TEXT BLOCK:
━━━━━━

Kurt: Yeah. How does a man get to the moon?

Braxton: Right. If you don’t know anything about the space exploration, right. So But then let’s imagine that later that day, you do become aware of a couple of facts. One, there was this sort of there is Is this organization called NASA and in the 1960s, they were doing something and they had the power to do space exploration. And they had the power to get a man to the moon if they wanted to. And you also find out that there was this guy named Neil in the 1960s, walking around saying that he was a part of NASA’s special program, as if he was carrying around a sign saying, just watch my life and see what I do as a part of NASA special program. Okay, now, the analogy should be pretty easy to figure out, when you go back to your friends in the coffee shop is now as their claim implausible? No, it’s very plausible. What happened?

━━━━━━

DATA EXCERPT:
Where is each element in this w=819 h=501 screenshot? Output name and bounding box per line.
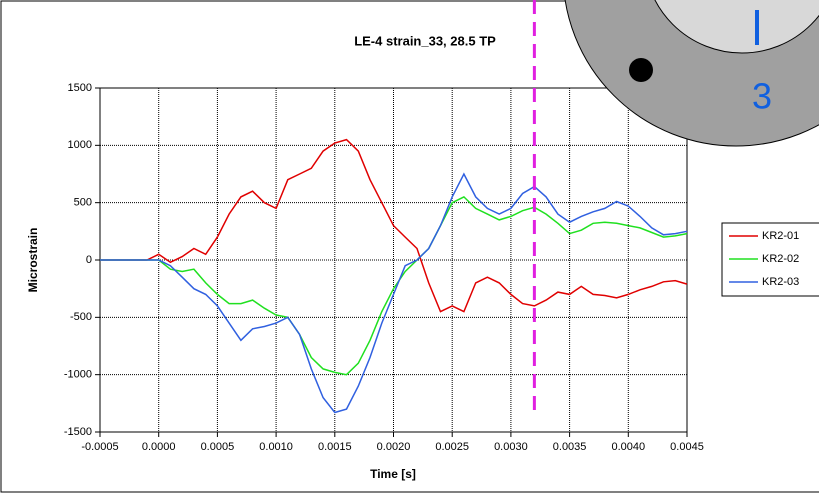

━━━━━━

SET TASK: Carry on the dialogue about how a man gets to the moon, starting right after its last sentence.

SOLVED PROBLEM:
Braxton: Well, it wasn’t that there was extraordinary evidence, it was that we recalibrated the plausibility for our discussion with these extra facts. So before I ever get to the resurrection, I want to say, look, God is like NASA in that we’ve now given good reason to believe that he exists. And he’s the sufficient power to do something like a resurrection. And Jesus thought of himself as God’s special Kingdom agent, as if he was like Neil holding up a sign saying, Look what I do as as part of that as a part of this special program. Now, with those two things in place, now are the claims that we get in the rest of the resurrection case, you know, like that, that people were claiming that they saw the risen Jesus and they were willing to die for it, and all those kinds of things? Are those implausible now? No, now they’re incredibly plausible. What have we done? We’ve recalibrated the plausibility. And if it works in the NASA analogy, I think it works in the Jesus analogy. And the only real criticism that I’ve heard of this misses the point of the analogy and criticizes the analogy instead of the point and says, Yeah, but we have good reason to believe in NASA and all these things. All right. But if you don’t think we have good reason to believe that God exists, then we need to back off of the resurrection case, go back to the theistic arguments, and do some more work there. So that when we get to the resurrection case, this works.

Kurt: Yeah, nice. I like how you’ve come up with the terminology recalibrated plausibility. Because what you’re doing there, you’re talking about Bayesian probability theory. You’re talking about background evidence and how we need to consider the background evidence when we consider an event occurring. So but you do it in a way that’s very likely easier to understand than Bayes Theorem.

Braxton: Well, it’s gonna be easier to understand because I’m not a Bayesian, and I don’t really know how to do that. So I only know how to do it, you know, with analogies, right? So I’m not somebody like Blake Guinta or Tim McGrew, or somebody who understands Bayesian stuff.


Kurt: Yeah, yeah, yeah. Yeah. Nice. Good. All right. So you talked about all that. But before presenting the case of the resurrection, then what did you say for the case for the resurrection?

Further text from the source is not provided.